─── DATA LINES ───

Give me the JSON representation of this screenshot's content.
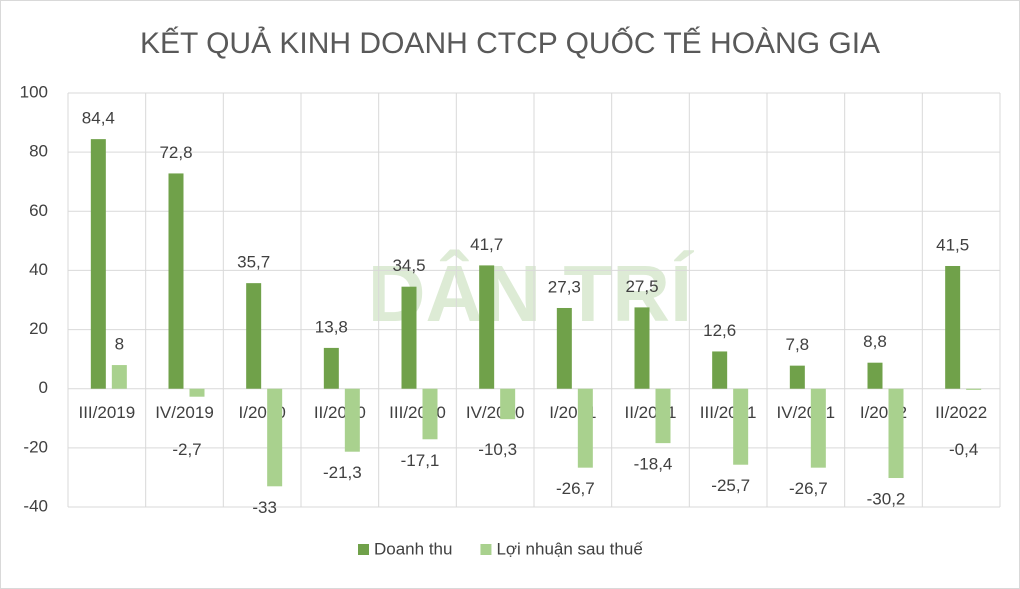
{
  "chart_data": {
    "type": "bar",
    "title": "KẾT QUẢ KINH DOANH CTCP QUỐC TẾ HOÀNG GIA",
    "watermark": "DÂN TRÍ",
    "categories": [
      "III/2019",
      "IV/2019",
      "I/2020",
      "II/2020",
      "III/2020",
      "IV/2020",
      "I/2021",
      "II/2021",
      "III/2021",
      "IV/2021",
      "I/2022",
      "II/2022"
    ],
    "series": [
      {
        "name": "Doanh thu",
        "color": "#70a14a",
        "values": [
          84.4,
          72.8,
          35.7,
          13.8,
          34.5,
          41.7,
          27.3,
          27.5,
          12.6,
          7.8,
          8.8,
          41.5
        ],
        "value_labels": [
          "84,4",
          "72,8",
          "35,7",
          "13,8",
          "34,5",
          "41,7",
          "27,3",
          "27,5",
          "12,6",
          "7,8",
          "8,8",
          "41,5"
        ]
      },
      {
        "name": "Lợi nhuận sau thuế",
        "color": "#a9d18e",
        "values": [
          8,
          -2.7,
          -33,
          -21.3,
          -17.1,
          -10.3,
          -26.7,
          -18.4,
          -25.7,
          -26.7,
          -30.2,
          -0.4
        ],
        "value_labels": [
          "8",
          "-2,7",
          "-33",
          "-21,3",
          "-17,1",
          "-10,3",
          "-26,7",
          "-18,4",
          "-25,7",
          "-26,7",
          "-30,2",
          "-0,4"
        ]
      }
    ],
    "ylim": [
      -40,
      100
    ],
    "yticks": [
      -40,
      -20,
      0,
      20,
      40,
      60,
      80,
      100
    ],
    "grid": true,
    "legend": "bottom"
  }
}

───

= WHAT IS NEEDED =
Will you set down the records word for word while leaving out every picture?

= WRITTEN ANSWER =
Give me the JSON representation of this screenshot's content.
{
  "chart_data": {
    "type": "bar",
    "title": "KẾT QUẢ KINH DOANH CTCP QUỐC TẾ HOÀNG GIA",
    "watermark": "DÂN TRÍ",
    "categories": [
      "III/2019",
      "IV/2019",
      "I/2020",
      "II/2020",
      "III/2020",
      "IV/2020",
      "I/2021",
      "II/2021",
      "III/2021",
      "IV/2021",
      "I/2022",
      "II/2022"
    ],
    "series": [
      {
        "name": "Doanh thu",
        "color": "#70a14a",
        "values": [
          84.4,
          72.8,
          35.7,
          13.8,
          34.5,
          41.7,
          27.3,
          27.5,
          12.6,
          7.8,
          8.8,
          41.5
        ],
        "value_labels": [
          "84,4",
          "72,8",
          "35,7",
          "13,8",
          "34,5",
          "41,7",
          "27,3",
          "27,5",
          "12,6",
          "7,8",
          "8,8",
          "41,5"
        ]
      },
      {
        "name": "Lợi nhuận sau thuế",
        "color": "#a9d18e",
        "values": [
          8,
          -2.7,
          -33,
          -21.3,
          -17.1,
          -10.3,
          -26.7,
          -18.4,
          -25.7,
          -26.7,
          -30.2,
          -0.4
        ],
        "value_labels": [
          "8",
          "-2,7",
          "-33",
          "-21,3",
          "-17,1",
          "-10,3",
          "-26,7",
          "-18,4",
          "-25,7",
          "-26,7",
          "-30,2",
          "-0,4"
        ]
      }
    ],
    "ylim": [
      -40,
      100
    ],
    "yticks": [
      -40,
      -20,
      0,
      20,
      40,
      60,
      80,
      100
    ],
    "grid": true,
    "legend": "bottom"
  }
}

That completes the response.